Only the pictures stay out; every record is to be quoted exactly.
***** Material provided *****
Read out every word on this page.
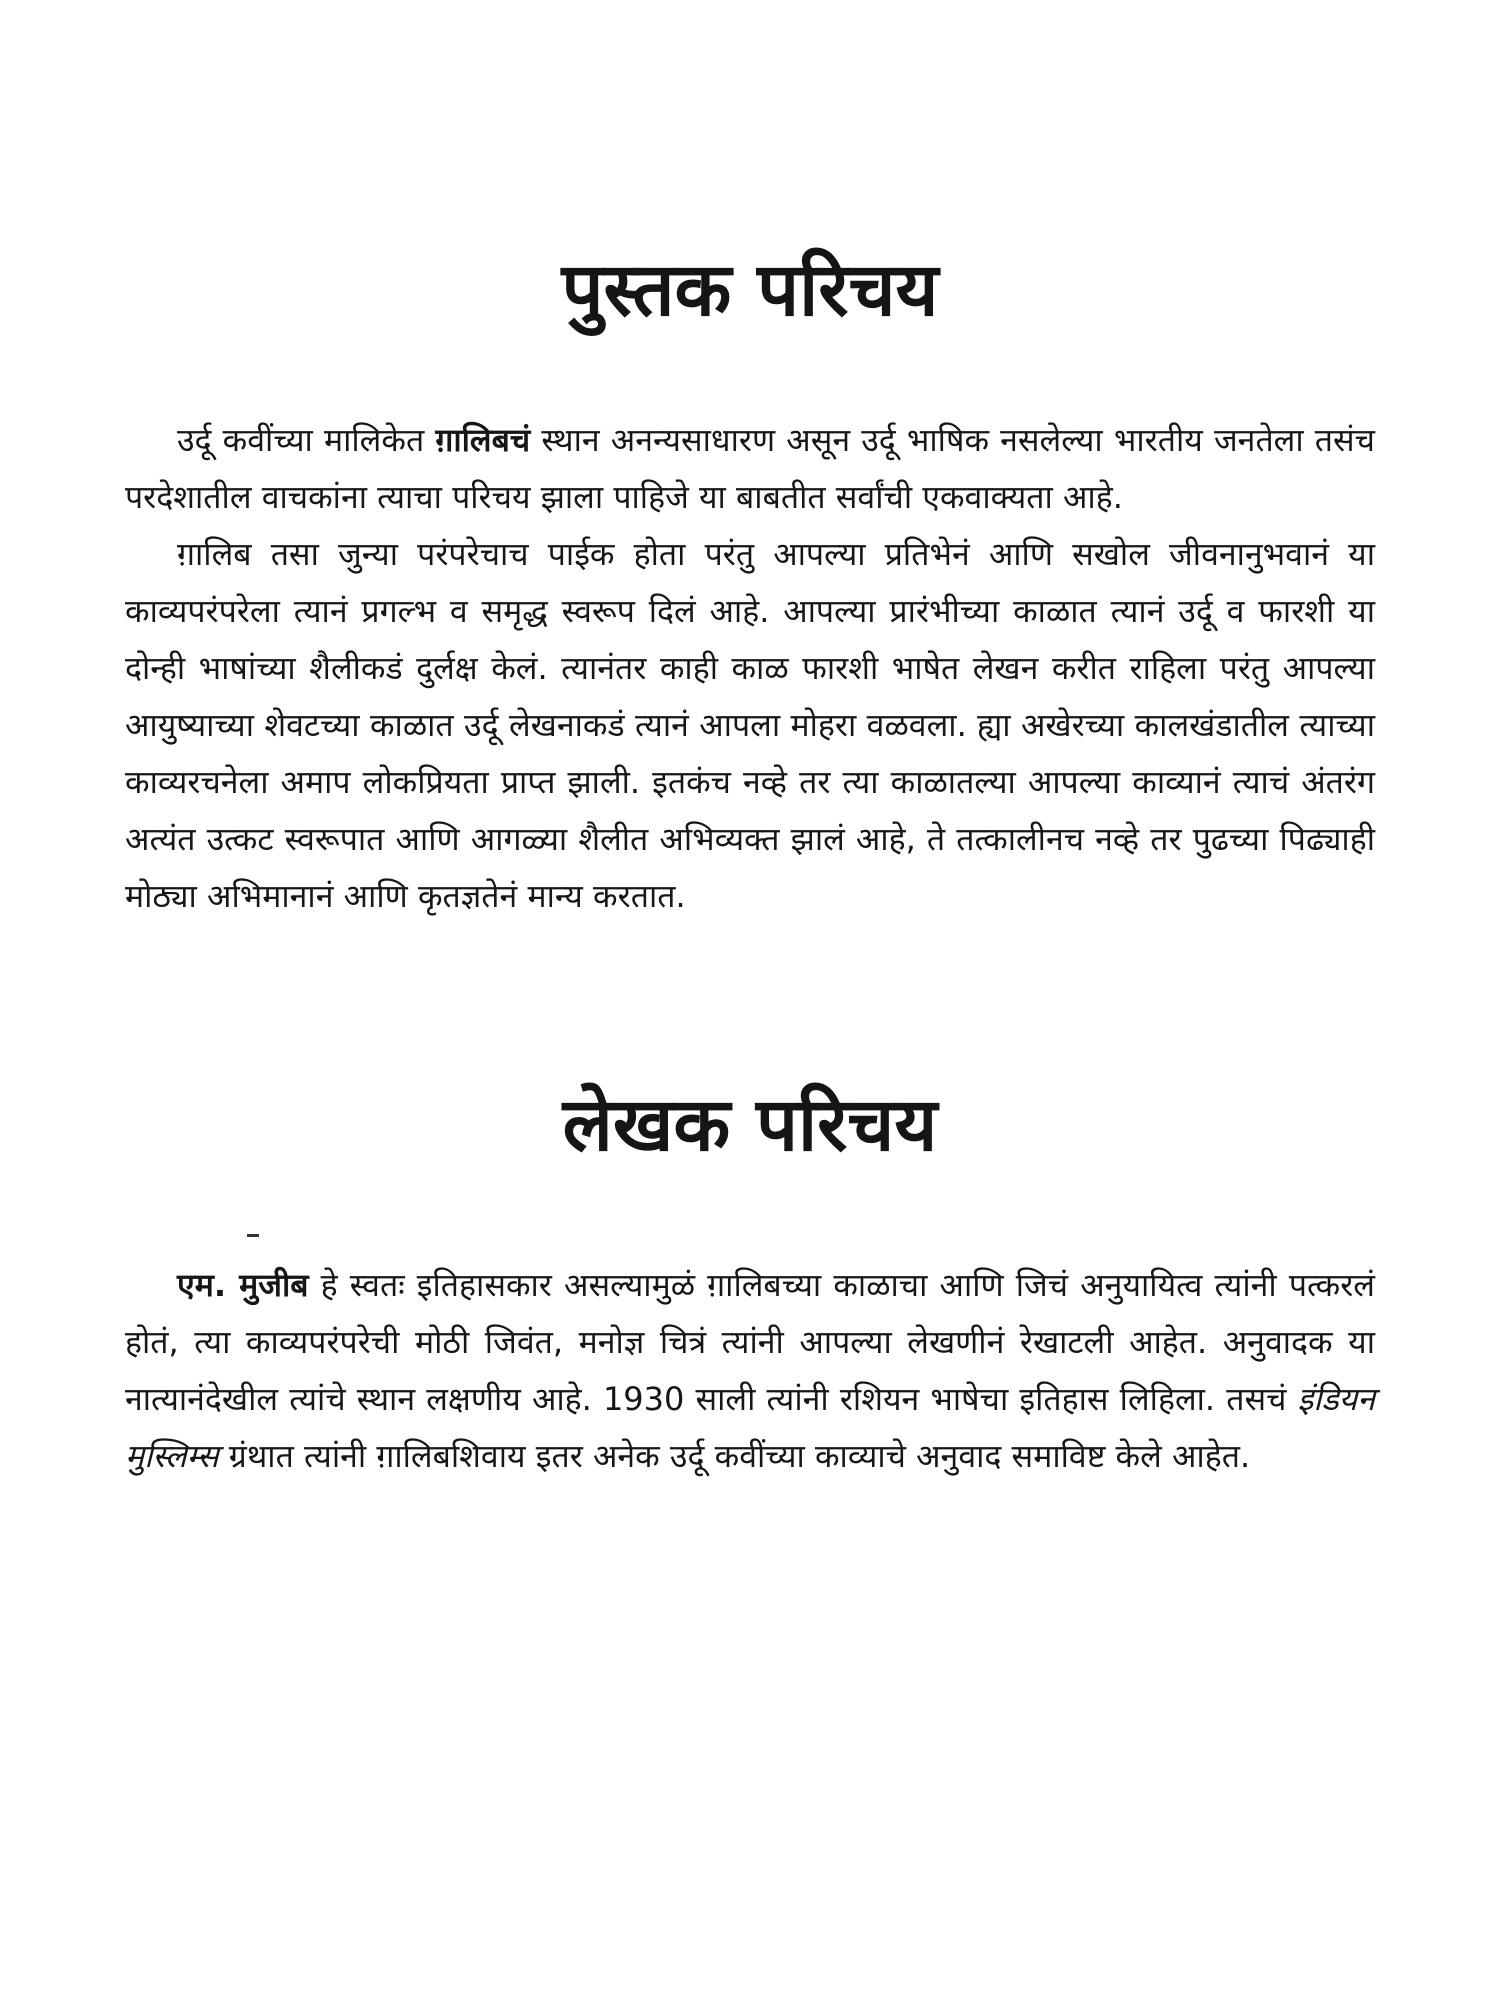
पुस्तक परिचय

उर्दू कवींच्या मालिकेत ग़ालिबचं स्थान अनन्यसाधारण असून उर्दू भाषिक नसलेल्या भारतीय जनतेला तसंच परदेशातील वाचकांना त्याचा परिचय झाला पाहिजे या बाबतीत सर्वांची एकवाक्यता आहे.

ग़ालिब तसा जुन्या परंपरेचाच पाईक होता परंतु आपल्या प्रतिभेनं आणि सखोल जीवनानुभवानं या काव्यपरंपरेला त्यानं प्रगल्भ व समृद्ध स्वरूप दिलं आहे. आपल्या प्रारंभीच्या काळात त्यानं उर्दू व फारशी या दोन्ही भाषांच्या शैलीकडं दुर्लक्ष केलं. त्यानंतर काही काळ फारशी भाषेत लेखन करीत राहिला परंतु आपल्या आयुष्याच्या शेवटच्या काळात उर्दू लेखनाकडं त्यानं आपला मोहरा वळवला. ह्या अखेरच्या कालखंडातील त्याच्या काव्यरचनेला अमाप लोकप्रियता प्राप्त झाली. इतकंच नव्हे तर त्या काळातल्या आपल्या काव्यानं त्याचं अंतरंग अत्यंत उत्कट स्वरूपात आणि आगळ्या शैलीत अभिव्यक्त झालं आहे, ते तत्कालीनच नव्हे तर पुढच्या पिढ्याही मोठ्या अभिमानानं आणि कृतज्ञतेनं मान्य करतात.

लेखक परिचय

एम. मुजीब हे स्वतः इतिहासकार असल्यामुळं ग़ालिबच्या काळाचा आणि जिचं अनुयायित्व त्यांनी पत्करलं होतं, त्या काव्यपरंपरेची मोठी जिवंत, मनोज्ञ चित्रं त्यांनी आपल्या लेखणीनं रेखाटली आहेत. अनुवादक या नात्यानंदेखील त्यांचे स्थान लक्षणीय आहे. 1930 साली त्यांनी रशियन भाषेचा इतिहास लिहिला. तसचं इंडियन मुस्लिम्स ग्रंथात त्यांनी ग़ालिबशिवाय इतर अनेक उर्दू कवींच्या काव्याचे अनुवाद समाविष्ट केले आहेत.
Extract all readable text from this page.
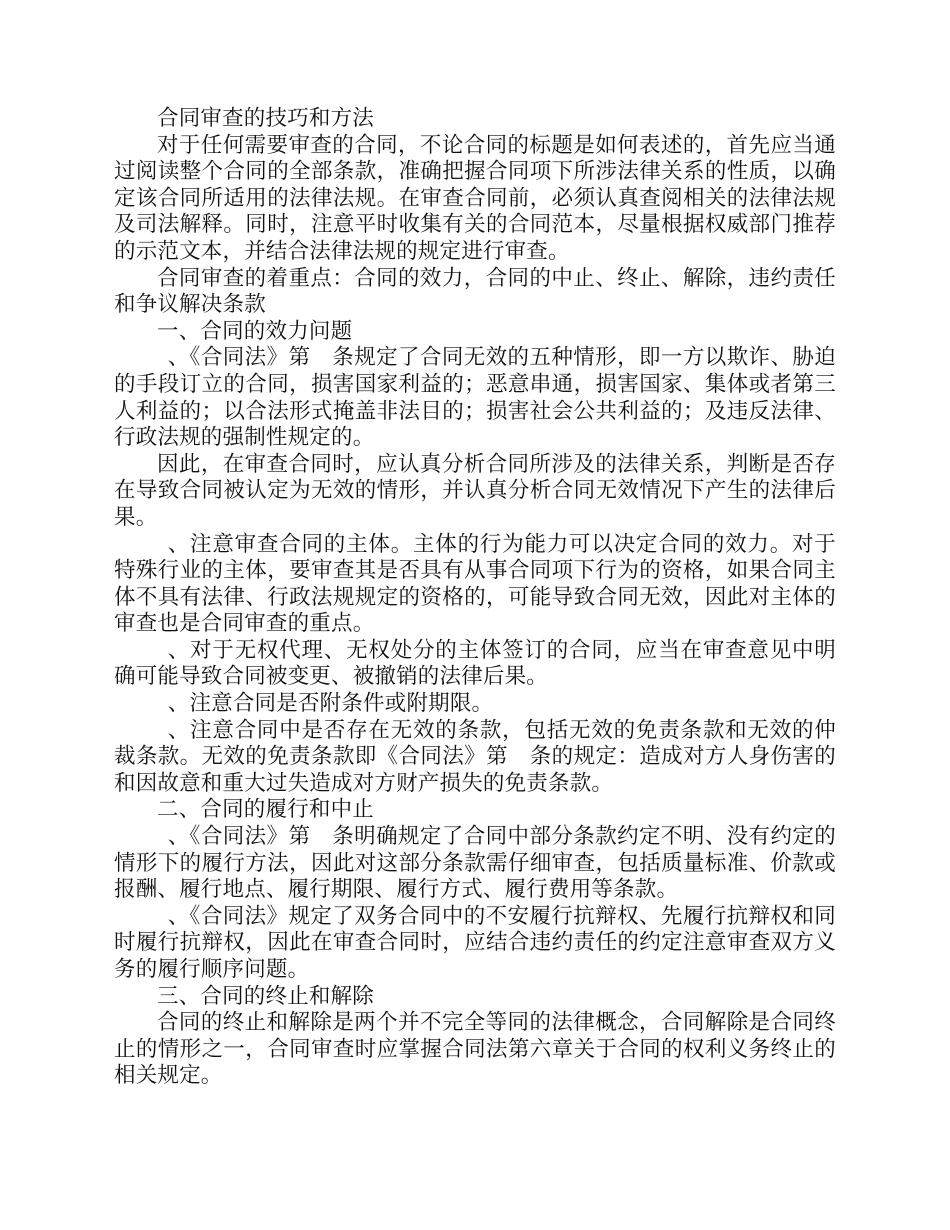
合同审查的技巧和方法

对于任何需要审查的合同，不论合同的标题是如何表述的，首先应当通过阅读整个合同的全部条款，准确把握合同项下所涉法律关系的性质，以确定该合同所适用的法律法规。在审查合同前，必须认真查阅相关的法律法规及司法解释。同时，注意平时收集有关的合同范本，尽量根据权威部门推荐的示范文本，并结合法律法规的规定进行审查。

合同审查的着重点：合同的效力，合同的中止、终止、解除，违约责任和争议解决条款

一、合同的效力问题

、《合同法》第　条规定了合同无效的五种情形，即一方以欺诈、胁迫的手段订立的合同，损害国家利益的；恶意串通，损害国家、集体或者第三人利益的；以合法形式掩盖非法目的；损害社会公共利益的；及违反法律、行政法规的强制性规定的。

因此，在审查合同时，应认真分析合同所涉及的法律关系，判断是否存在导致合同被认定为无效的情形，并认真分析合同无效情况下产生的法律后果。

、注意审查合同的主体。主体的行为能力可以决定合同的效力。对于特殊行业的主体，要审查其是否具有从事合同项下行为的资格，如果合同主体不具有法律、行政法规规定的资格的，可能导致合同无效，因此对主体的审查也是合同审查的重点。

、对于无权代理、无权处分的主体签订的合同，应当在审查意见中明确可能导致合同被变更、被撤销的法律后果。

、注意合同是否附条件或附期限。

、注意合同中是否存在无效的条款，包括无效的免责条款和无效的仲裁条款。无效的免责条款即《合同法》第　条的规定：造成对方人身伤害的和因故意和重大过失造成对方财产损失的免责条款。

二、合同的履行和中止

、《合同法》第　条明确规定了合同中部分条款约定不明、没有约定的情形下的履行方法，因此对这部分条款需仔细审查，包括质量标准、价款或报酬、履行地点、履行期限、履行方式、履行费用等条款。

、《合同法》规定了双务合同中的不安履行抗辩权、先履行抗辩权和同时履行抗辩权，因此在审查合同时，应结合违约责任的约定注意审查双方义务的履行顺序问题。

三、合同的终止和解除

合同的终止和解除是两个并不完全等同的法律概念，合同解除是合同终止的情形之一，合同审查时应掌握合同法第六章关于合同的权利义务终止的相关规定。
*****
### Result below
Read out every word on this page.
पुस्तक परिचय

उर्दू कवींच्या मालिकेत ग़ालिबचं स्थान अनन्यसाधारण असून उर्दू भाषिक नसलेल्या भारतीय जनतेला तसंच परदेशातील वाचकांना त्याचा परिचय झाला पाहिजे या बाबतीत सर्वांची एकवाक्यता आहे.

ग़ालिब तसा जुन्या परंपरेचाच पाईक होता परंतु आपल्या प्रतिभेनं आणि सखोल जीवनानुभवानं या काव्यपरंपरेला त्यानं प्रगल्भ व समृद्ध स्वरूप दिलं आहे. आपल्या प्रारंभीच्या काळात त्यानं उर्दू व फारशी या दोन्ही भाषांच्या शैलीकडं दुर्लक्ष केलं. त्यानंतर काही काळ फारशी भाषेत लेखन करीत राहिला परंतु आपल्या आयुष्याच्या शेवटच्या काळात उर्दू लेखनाकडं त्यानं आपला मोहरा वळवला. ह्या अखेरच्या कालखंडातील त्याच्या काव्यरचनेला अमाप लोकप्रियता प्राप्त झाली. इतकंच नव्हे तर त्या काळातल्या आपल्या काव्यानं त्याचं अंतरंग अत्यंत उत्कट स्वरूपात आणि आगळ्या शैलीत अभिव्यक्त झालं आहे, ते तत्कालीनच नव्हे तर पुढच्या पिढ्याही मोठ्या अभिमानानं आणि कृतज्ञतेनं मान्य करतात.

लेखक परिचय

एम. मुजीब हे स्वतः इतिहासकार असल्यामुळं ग़ालिबच्या काळाचा आणि जिचं अनुयायित्व त्यांनी पत्करलं होतं, त्या काव्यपरंपरेची मोठी जिवंत, मनोज्ञ चित्रं त्यांनी आपल्या लेखणीनं रेखाटली आहेत. अनुवादक या नात्यानंदेखील त्यांचे स्थान लक्षणीय आहे. 1930 साली त्यांनी रशियन भाषेचा इतिहास लिहिला. तसचं इंडियन मुस्लिम्स ग्रंथात त्यांनी ग़ालिबशिवाय इतर अनेक उर्दू कवींच्या काव्याचे अनुवाद समाविष्ट केले आहेत.
Extract all readable text from this page.
合同审查的技巧和方法

对于任何需要审查的合同，不论合同的标题是如何表述的，首先应当通过阅读整个合同的全部条款，准确把握合同项下所涉法律关系的性质，以确定该合同所适用的法律法规。在审查合同前，必须认真查阅相关的法律法规及司法解释。同时，注意平时收集有关的合同范本，尽量根据权威部门推荐的示范文本，并结合法律法规的规定进行审查。

合同审查的着重点：合同的效力，合同的中止、终止、解除，违约责任和争议解决条款

一、合同的效力问题

、《合同法》第　条规定了合同无效的五种情形，即一方以欺诈、胁迫的手段订立的合同，损害国家利益的；恶意串通，损害国家、集体或者第三人利益的；以合法形式掩盖非法目的；损害社会公共利益的；及违反法律、行政法规的强制性规定的。

因此，在审查合同时，应认真分析合同所涉及的法律关系，判断是否存在导致合同被认定为无效的情形，并认真分析合同无效情况下产生的法律后果。

、注意审查合同的主体。主体的行为能力可以决定合同的效力。对于特殊行业的主体，要审查其是否具有从事合同项下行为的资格，如果合同主体不具有法律、行政法规规定的资格的，可能导致合同无效，因此对主体的审查也是合同审查的重点。

、对于无权代理、无权处分的主体签订的合同，应当在审查意见中明确可能导致合同被变更、被撤销的法律后果。

、注意合同是否附条件或附期限。

、注意合同中是否存在无效的条款，包括无效的免责条款和无效的仲裁条款。无效的免责条款即《合同法》第　条的规定：造成对方人身伤害的和因故意和重大过失造成对方财产损失的免责条款。

二、合同的履行和中止

、《合同法》第　条明确规定了合同中部分条款约定不明、没有约定的情形下的履行方法，因此对这部分条款需仔细审查，包括质量标准、价款或报酬、履行地点、履行期限、履行方式、履行费用等条款。

、《合同法》规定了双务合同中的不安履行抗辩权、先履行抗辩权和同时履行抗辩权，因此在审查合同时，应结合违约责任的约定注意审查双方义务的履行顺序问题。

三、合同的终止和解除

合同的终止和解除是两个并不完全等同的法律概念，合同解除是合同终止的情形之一，合同审查时应掌握合同法第六章关于合同的权利义务终止的相关规定。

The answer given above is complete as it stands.